Brief
Narrow the data below down to the lines containing "Note".

(Records from a dataset)
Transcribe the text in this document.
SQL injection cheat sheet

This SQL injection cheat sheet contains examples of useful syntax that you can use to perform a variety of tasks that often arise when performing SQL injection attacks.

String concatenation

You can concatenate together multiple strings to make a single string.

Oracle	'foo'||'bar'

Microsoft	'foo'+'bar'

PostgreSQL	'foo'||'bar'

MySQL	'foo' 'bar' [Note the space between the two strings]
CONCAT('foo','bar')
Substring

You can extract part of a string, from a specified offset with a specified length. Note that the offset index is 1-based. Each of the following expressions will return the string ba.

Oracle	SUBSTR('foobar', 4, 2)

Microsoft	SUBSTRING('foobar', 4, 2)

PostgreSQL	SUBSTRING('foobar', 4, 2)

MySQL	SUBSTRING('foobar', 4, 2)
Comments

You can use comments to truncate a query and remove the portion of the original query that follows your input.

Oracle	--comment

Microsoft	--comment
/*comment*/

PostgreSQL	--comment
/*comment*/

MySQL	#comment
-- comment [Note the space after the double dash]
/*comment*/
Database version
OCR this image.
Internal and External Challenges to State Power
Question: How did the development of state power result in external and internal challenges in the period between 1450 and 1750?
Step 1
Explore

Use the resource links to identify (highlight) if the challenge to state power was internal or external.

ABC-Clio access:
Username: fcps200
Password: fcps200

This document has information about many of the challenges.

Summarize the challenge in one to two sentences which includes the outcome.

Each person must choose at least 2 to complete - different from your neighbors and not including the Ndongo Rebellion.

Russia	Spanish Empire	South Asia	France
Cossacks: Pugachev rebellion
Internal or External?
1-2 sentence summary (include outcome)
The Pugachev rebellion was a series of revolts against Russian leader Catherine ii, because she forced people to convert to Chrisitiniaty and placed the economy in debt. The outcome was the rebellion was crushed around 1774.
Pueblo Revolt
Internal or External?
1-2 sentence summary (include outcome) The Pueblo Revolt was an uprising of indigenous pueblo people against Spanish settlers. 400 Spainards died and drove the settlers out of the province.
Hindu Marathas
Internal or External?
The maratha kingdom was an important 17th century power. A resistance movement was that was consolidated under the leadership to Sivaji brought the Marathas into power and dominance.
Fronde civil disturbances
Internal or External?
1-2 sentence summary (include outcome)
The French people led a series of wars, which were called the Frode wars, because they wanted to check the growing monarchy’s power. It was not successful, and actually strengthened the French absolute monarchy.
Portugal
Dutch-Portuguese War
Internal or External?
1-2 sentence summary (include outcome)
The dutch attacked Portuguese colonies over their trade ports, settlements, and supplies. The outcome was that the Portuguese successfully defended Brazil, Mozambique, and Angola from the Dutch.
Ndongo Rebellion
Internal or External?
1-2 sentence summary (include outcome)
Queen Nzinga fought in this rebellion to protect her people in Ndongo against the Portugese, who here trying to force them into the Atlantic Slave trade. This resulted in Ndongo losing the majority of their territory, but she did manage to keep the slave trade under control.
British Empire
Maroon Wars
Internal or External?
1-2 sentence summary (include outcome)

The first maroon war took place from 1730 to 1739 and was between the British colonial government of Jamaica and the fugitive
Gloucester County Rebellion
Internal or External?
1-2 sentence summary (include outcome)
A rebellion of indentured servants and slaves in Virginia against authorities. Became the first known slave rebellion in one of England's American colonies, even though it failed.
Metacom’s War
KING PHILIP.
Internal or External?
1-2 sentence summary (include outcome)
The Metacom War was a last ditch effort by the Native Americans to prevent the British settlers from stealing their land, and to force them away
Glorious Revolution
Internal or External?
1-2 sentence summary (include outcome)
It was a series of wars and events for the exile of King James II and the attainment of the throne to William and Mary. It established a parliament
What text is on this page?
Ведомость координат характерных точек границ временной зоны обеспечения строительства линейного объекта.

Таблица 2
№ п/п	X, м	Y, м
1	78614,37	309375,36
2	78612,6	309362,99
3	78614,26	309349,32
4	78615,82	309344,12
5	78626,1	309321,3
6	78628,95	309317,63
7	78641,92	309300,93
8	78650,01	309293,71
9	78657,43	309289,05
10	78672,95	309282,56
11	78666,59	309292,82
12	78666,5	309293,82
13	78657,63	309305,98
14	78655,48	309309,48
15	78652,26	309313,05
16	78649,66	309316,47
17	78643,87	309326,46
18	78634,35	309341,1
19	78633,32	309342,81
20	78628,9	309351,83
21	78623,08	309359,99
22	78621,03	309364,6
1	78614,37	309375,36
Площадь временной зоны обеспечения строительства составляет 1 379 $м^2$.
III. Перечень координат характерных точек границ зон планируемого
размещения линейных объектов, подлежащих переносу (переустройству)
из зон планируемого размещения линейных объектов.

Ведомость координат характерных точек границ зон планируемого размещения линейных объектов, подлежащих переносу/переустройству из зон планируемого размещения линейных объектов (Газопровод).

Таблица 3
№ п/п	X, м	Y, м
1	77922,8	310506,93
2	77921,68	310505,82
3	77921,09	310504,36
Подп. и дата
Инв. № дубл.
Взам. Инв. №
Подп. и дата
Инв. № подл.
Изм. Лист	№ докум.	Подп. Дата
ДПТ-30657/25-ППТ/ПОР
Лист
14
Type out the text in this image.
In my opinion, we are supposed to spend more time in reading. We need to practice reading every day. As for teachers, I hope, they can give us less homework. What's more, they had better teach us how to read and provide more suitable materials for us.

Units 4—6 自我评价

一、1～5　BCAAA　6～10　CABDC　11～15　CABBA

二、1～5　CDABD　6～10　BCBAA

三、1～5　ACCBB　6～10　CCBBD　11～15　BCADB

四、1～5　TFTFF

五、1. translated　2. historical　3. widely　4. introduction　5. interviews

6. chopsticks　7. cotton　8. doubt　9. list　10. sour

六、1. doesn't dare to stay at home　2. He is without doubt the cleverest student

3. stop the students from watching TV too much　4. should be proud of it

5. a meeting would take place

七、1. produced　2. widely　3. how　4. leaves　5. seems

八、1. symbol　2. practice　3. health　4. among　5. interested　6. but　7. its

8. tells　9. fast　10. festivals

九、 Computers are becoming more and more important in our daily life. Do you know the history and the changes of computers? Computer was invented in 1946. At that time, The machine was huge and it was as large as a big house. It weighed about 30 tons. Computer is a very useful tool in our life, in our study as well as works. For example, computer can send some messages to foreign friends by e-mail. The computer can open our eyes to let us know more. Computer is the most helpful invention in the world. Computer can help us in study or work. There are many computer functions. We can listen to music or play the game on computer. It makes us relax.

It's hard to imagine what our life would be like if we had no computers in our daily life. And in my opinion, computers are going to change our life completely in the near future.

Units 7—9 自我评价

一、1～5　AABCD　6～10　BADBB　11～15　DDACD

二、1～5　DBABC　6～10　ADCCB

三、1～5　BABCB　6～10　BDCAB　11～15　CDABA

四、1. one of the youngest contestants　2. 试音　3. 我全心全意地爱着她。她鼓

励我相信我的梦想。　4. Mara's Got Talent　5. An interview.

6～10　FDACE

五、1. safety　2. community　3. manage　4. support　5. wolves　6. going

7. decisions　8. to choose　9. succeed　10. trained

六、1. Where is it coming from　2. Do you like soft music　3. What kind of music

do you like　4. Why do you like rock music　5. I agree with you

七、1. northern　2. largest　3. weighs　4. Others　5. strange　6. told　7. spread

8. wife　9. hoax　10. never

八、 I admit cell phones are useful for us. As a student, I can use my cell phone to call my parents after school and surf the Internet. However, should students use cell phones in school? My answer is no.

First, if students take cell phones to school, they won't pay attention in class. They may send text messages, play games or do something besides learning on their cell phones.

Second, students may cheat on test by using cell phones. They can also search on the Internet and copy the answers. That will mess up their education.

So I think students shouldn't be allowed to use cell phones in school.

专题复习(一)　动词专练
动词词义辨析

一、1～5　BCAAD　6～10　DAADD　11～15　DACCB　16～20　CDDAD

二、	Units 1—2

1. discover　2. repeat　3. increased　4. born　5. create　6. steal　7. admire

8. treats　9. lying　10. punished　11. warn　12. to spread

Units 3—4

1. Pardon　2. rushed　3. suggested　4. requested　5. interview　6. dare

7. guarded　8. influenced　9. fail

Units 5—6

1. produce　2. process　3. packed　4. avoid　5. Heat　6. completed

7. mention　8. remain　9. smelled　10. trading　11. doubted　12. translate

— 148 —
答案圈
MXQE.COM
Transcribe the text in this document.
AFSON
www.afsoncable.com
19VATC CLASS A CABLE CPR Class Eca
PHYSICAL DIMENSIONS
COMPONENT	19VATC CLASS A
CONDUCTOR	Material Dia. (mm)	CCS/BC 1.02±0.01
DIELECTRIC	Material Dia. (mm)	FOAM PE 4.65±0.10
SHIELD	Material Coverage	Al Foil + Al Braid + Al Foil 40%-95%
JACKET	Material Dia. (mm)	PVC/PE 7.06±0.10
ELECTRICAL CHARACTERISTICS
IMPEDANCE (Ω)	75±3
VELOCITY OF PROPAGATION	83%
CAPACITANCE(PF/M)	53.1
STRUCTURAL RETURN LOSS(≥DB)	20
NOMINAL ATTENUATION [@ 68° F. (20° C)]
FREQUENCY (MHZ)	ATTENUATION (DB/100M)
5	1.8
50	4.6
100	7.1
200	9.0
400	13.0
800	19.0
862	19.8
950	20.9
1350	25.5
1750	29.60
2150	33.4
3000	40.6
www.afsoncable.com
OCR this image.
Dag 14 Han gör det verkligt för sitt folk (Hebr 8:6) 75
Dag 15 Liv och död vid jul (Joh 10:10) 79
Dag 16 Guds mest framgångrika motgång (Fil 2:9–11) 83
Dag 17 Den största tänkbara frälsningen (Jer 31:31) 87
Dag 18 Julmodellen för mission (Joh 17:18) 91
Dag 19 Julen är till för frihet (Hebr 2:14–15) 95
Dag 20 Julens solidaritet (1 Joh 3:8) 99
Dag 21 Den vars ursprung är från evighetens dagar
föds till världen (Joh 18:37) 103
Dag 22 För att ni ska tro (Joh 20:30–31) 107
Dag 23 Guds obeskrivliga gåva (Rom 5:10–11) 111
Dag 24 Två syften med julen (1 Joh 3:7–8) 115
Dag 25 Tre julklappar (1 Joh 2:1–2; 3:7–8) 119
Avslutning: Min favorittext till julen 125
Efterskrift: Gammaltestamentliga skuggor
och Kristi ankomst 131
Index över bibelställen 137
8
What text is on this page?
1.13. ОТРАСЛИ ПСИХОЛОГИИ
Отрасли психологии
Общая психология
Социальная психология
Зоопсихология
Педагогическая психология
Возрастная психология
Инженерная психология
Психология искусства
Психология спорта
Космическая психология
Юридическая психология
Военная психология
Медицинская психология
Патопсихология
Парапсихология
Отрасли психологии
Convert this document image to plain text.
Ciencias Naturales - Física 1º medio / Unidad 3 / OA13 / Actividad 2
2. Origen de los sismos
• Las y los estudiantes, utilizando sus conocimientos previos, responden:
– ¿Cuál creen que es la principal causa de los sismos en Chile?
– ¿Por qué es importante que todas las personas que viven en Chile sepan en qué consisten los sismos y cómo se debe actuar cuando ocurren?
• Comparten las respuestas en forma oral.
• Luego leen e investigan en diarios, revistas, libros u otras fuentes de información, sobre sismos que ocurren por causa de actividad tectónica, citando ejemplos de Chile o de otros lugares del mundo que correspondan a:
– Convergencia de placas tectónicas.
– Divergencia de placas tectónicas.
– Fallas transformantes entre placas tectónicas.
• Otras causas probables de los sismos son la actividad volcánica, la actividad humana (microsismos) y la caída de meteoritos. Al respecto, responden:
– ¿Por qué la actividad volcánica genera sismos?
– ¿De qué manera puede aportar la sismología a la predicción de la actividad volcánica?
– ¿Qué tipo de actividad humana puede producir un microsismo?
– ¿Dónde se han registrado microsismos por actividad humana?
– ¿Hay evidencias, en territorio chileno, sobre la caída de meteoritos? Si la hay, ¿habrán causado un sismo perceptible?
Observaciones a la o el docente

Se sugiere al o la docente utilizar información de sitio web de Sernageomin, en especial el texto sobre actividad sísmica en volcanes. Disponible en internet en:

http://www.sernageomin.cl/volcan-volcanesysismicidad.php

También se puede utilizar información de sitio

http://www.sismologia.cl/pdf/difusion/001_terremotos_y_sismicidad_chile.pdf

Correct answer
MySQL	'foo' 'bar' [Note the space between the two strings]
You can extract part of a string, from a specified offset with a specified length. Note that the offset index is 1-based. Each of the following expressions will return the string ba.
-- comment [Note the space after the double dash]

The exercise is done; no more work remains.